╭──
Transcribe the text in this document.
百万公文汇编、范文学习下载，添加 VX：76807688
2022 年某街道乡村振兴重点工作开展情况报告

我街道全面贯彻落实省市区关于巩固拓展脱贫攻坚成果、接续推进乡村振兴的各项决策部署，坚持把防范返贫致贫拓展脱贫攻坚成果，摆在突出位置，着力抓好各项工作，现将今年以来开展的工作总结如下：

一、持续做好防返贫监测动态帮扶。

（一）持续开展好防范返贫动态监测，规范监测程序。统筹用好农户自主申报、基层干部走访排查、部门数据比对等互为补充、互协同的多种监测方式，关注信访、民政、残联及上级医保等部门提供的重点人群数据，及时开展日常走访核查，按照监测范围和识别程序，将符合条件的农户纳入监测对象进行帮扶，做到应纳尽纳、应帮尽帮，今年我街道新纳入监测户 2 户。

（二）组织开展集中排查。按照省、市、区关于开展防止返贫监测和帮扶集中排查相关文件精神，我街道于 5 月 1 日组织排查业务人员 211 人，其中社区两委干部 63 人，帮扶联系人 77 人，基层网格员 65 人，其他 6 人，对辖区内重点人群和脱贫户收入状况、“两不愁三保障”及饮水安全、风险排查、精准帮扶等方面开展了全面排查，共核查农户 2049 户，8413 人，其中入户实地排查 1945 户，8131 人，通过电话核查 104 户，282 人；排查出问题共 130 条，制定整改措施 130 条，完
╰──
╭──
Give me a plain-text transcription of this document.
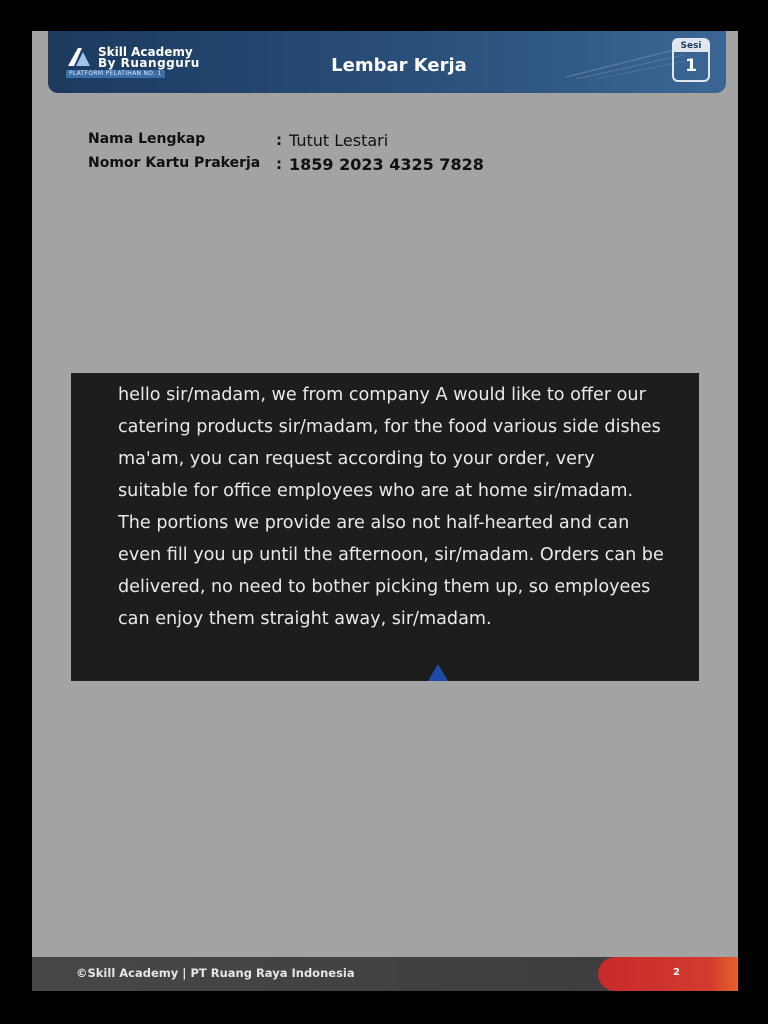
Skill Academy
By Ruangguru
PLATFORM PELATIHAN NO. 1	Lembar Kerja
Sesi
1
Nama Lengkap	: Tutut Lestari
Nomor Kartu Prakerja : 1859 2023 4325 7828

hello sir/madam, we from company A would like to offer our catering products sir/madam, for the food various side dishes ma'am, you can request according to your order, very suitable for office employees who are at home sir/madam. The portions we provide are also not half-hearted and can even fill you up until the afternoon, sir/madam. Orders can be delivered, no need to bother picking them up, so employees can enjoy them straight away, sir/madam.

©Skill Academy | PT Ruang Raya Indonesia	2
╰──
╭──
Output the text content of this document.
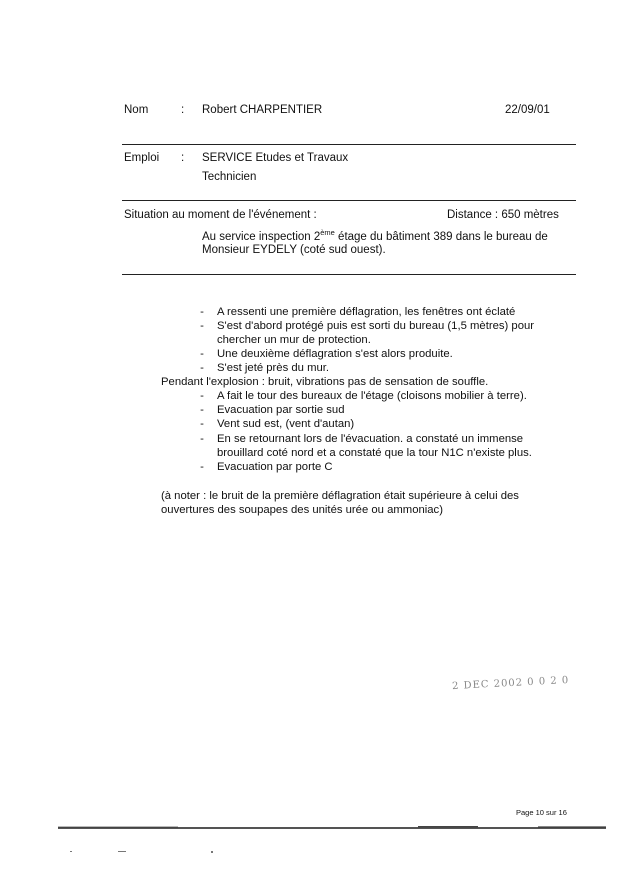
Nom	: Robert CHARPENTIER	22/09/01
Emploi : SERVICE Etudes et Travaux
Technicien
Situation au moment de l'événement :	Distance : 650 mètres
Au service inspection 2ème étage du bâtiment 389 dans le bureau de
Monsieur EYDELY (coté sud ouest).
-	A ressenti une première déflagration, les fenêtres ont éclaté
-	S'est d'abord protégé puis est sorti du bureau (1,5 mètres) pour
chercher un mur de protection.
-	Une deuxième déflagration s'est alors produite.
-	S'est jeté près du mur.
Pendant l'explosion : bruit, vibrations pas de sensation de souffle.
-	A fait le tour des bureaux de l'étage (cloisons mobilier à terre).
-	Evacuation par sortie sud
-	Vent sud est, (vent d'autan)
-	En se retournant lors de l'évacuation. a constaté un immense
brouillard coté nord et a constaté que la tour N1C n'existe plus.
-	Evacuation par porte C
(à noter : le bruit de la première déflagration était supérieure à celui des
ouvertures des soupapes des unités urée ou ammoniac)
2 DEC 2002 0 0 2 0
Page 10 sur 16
╰──
What to work on: Every line of the listing that holds "this" should be found and copied.

Output of the task:
Transcribe the text in this document.
Give me a plain-text transcription of this document.
Output the text content of this document.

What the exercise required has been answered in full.